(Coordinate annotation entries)
______

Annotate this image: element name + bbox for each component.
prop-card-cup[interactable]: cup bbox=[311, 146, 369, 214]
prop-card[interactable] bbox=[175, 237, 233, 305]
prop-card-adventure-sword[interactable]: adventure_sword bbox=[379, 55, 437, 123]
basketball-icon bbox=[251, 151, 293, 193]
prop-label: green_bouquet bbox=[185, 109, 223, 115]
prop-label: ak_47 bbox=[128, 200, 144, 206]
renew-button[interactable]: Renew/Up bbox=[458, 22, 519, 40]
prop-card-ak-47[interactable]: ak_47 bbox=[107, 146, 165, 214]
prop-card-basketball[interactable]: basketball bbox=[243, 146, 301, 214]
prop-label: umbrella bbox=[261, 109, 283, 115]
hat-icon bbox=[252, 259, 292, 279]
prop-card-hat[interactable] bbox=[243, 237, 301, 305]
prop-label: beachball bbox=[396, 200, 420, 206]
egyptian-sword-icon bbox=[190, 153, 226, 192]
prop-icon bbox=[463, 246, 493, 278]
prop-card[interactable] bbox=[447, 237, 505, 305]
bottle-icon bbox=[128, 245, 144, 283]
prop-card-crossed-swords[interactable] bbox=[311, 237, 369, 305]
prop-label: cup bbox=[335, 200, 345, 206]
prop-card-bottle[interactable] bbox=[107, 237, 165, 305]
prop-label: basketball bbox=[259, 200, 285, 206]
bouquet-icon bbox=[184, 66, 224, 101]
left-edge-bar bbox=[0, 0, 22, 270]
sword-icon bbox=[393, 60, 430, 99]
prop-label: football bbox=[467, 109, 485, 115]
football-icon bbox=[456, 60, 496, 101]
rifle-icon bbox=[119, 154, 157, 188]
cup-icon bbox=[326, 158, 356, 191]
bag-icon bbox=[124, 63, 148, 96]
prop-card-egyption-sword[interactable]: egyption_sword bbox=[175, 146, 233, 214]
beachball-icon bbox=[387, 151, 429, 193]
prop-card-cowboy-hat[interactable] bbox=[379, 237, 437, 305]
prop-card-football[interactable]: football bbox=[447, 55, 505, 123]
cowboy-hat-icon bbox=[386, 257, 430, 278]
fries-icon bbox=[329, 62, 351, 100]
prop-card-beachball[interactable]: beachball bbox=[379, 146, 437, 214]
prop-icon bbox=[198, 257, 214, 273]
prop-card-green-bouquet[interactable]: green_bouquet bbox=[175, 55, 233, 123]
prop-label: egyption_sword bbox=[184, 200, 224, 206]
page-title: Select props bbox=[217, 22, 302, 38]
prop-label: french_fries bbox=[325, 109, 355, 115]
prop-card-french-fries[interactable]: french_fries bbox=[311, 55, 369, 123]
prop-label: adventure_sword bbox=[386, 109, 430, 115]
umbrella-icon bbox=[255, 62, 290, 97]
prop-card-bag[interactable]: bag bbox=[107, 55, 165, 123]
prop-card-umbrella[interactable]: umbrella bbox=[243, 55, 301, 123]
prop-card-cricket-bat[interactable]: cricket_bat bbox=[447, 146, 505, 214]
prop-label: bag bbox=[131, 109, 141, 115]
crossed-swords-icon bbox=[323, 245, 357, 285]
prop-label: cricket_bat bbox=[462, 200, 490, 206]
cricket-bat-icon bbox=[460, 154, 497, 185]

______

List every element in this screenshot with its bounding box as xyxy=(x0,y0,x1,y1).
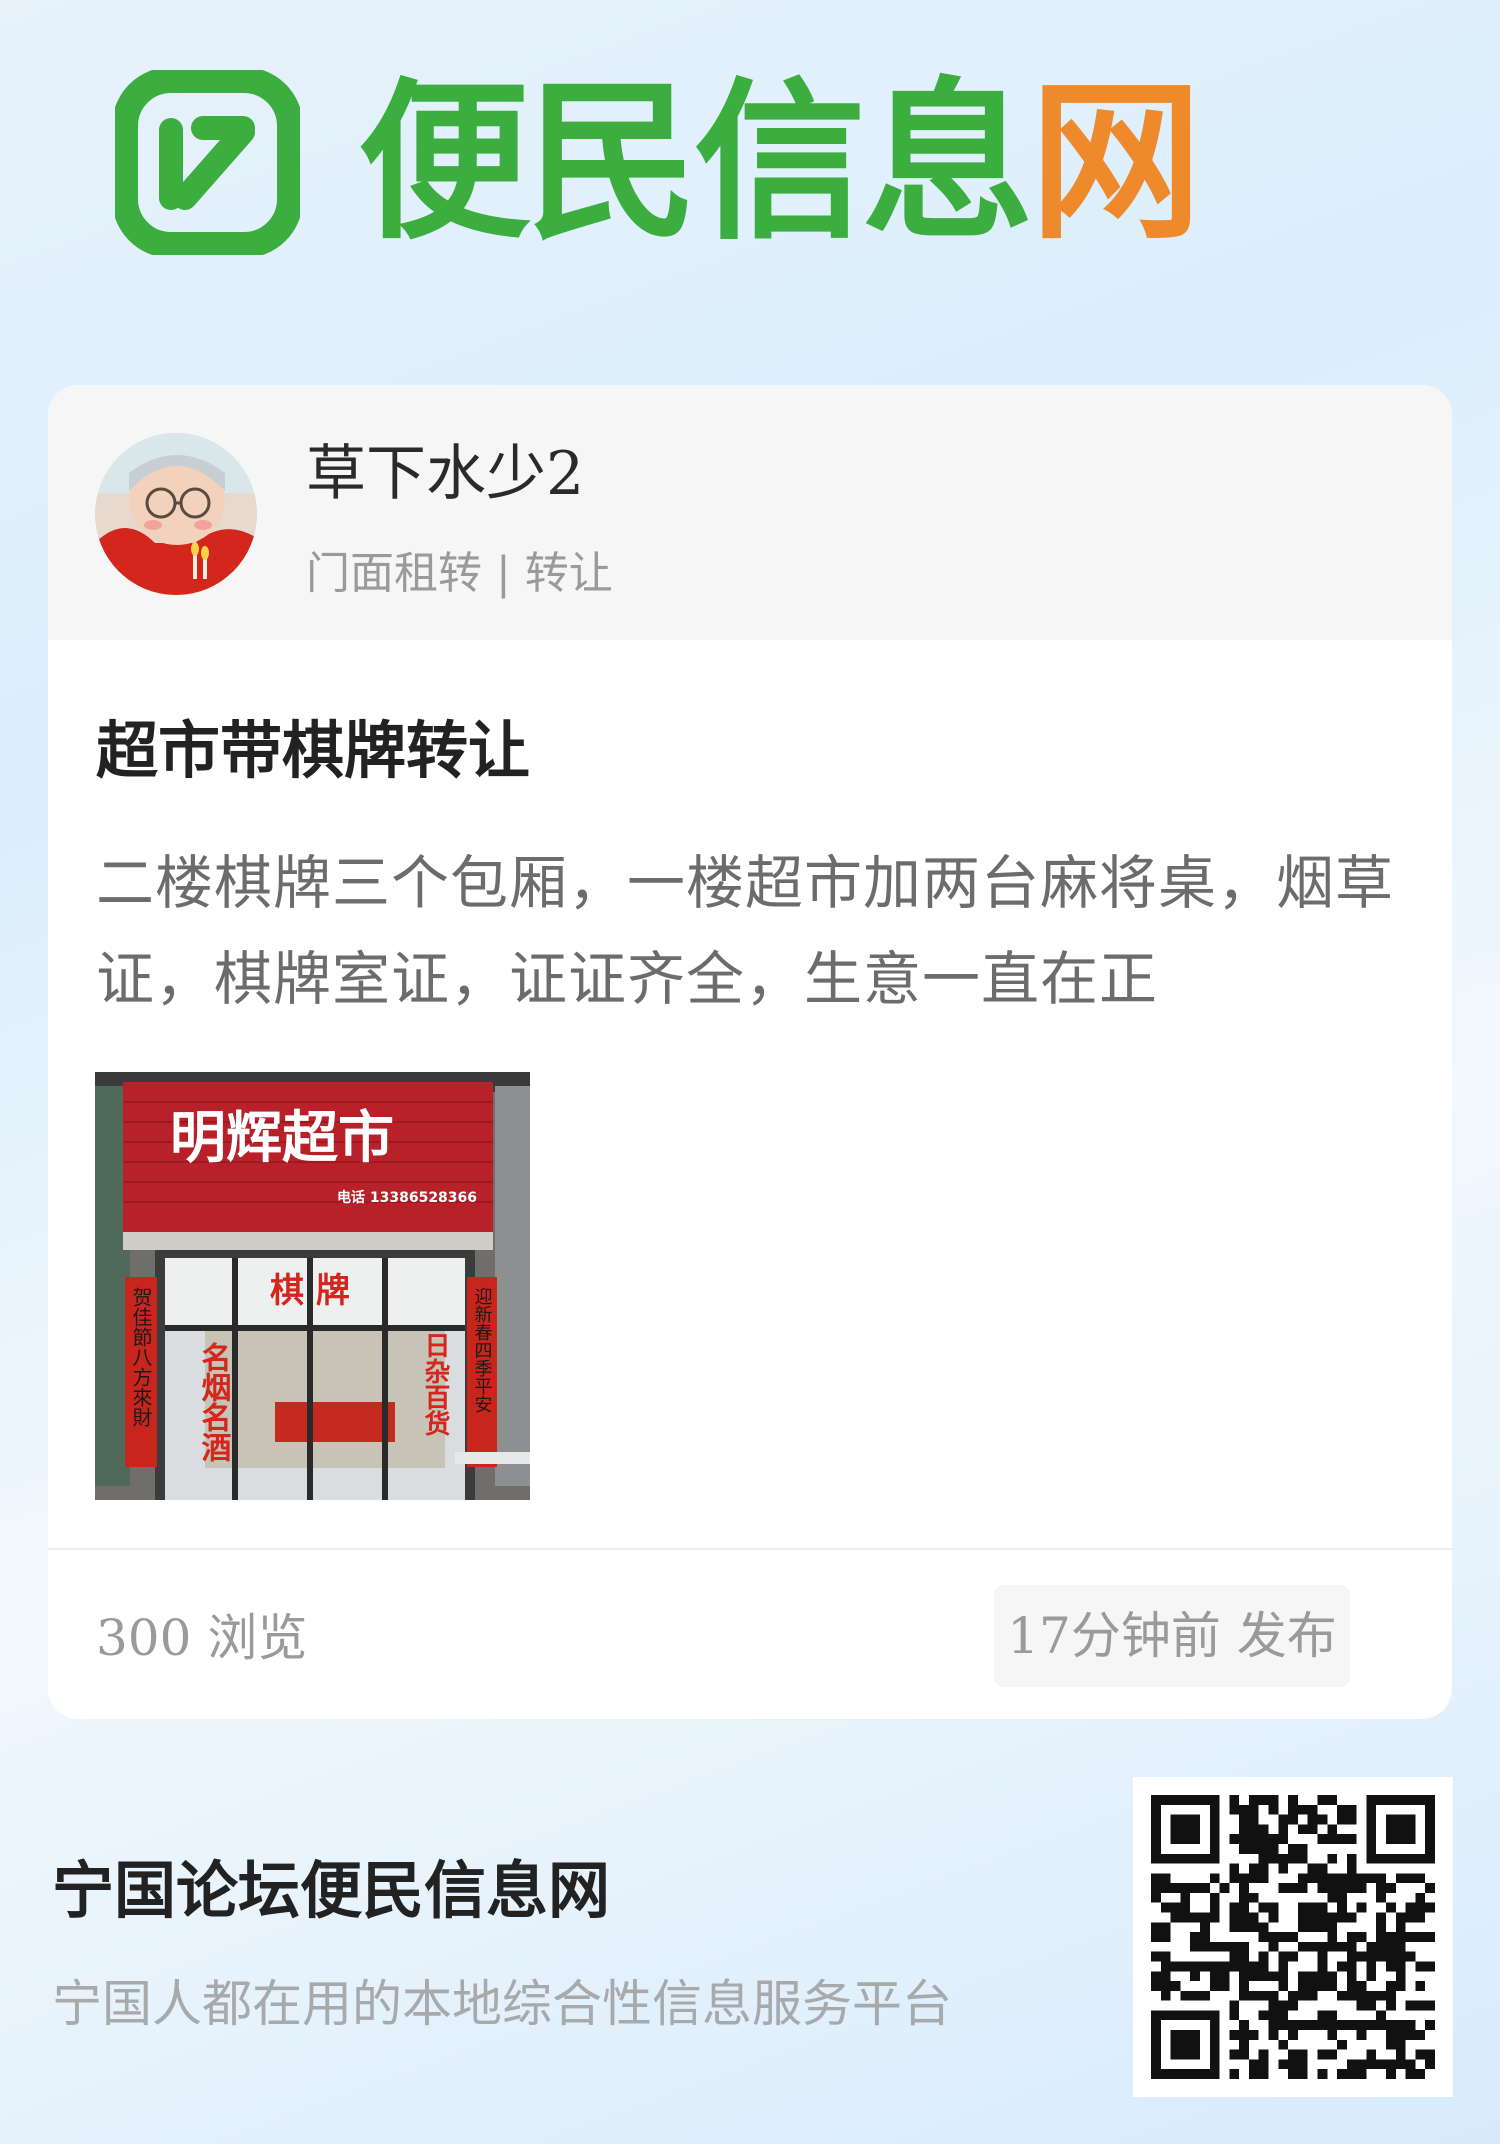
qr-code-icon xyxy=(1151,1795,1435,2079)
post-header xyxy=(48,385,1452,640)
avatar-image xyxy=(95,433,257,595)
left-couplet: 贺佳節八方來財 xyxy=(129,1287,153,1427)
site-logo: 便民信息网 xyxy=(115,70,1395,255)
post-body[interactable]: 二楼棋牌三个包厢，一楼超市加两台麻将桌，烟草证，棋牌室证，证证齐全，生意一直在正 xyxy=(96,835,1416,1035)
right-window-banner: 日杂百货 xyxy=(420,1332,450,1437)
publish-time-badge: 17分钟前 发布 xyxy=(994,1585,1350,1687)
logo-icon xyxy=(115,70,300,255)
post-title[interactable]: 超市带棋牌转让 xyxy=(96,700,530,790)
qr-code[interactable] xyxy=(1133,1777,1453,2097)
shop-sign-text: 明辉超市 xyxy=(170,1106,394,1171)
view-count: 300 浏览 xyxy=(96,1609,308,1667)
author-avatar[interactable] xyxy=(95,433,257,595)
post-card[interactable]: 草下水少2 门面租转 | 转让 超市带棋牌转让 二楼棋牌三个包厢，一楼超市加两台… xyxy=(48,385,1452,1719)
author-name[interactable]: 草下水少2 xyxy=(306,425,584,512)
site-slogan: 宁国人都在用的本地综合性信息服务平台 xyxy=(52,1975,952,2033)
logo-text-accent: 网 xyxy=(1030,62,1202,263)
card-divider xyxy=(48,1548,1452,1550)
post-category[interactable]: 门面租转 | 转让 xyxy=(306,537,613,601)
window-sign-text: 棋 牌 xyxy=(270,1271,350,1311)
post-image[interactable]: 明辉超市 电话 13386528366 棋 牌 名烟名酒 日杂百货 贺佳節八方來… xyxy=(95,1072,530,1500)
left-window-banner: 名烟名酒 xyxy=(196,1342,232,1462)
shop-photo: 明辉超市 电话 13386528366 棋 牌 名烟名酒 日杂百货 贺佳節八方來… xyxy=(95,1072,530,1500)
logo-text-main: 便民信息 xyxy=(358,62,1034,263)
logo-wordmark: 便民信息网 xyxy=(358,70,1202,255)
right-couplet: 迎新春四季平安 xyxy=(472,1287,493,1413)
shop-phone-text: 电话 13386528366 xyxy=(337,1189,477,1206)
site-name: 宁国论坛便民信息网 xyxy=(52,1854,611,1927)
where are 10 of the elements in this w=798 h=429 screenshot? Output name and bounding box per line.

______

**Your instructions**. Recast the lines of the entries as a Markdown table with columns Row and Line, numbering each row and omitting blank lines. Begin with the line containing "Annotate this image: element" and continue through the line containing "prop-card-ak-47[interactable]: ak_47 bbox=[107, 146, 165, 214]", including nothing beyond that span.

**Correct answer**.
| Row | Line |
|---|---|
| 1 | Annotate this image: element name + bbox for each component. |
| 2 | prop-card-cup[interactable]: cup bbox=[311, 146, 369, 214] |
| 3 | prop-card[interactable] bbox=[175, 237, 233, 305] |
| 4 | prop-card-adventure-sword[interactable]: adventure_sword bbox=[379, 55, 437, 123] |
| 5 | basketball-icon bbox=[251, 151, 293, 193] |
| 6 | prop-label: green_bouquet bbox=[185, 109, 223, 115] |
| 7 | prop-label: ak_47 bbox=[128, 200, 144, 206] |
| 8 | renew-button[interactable]: Renew/Up bbox=[458, 22, 519, 40] |
| 9 | prop-card-ak-47[interactable]: ak_47 bbox=[107, 146, 165, 214] |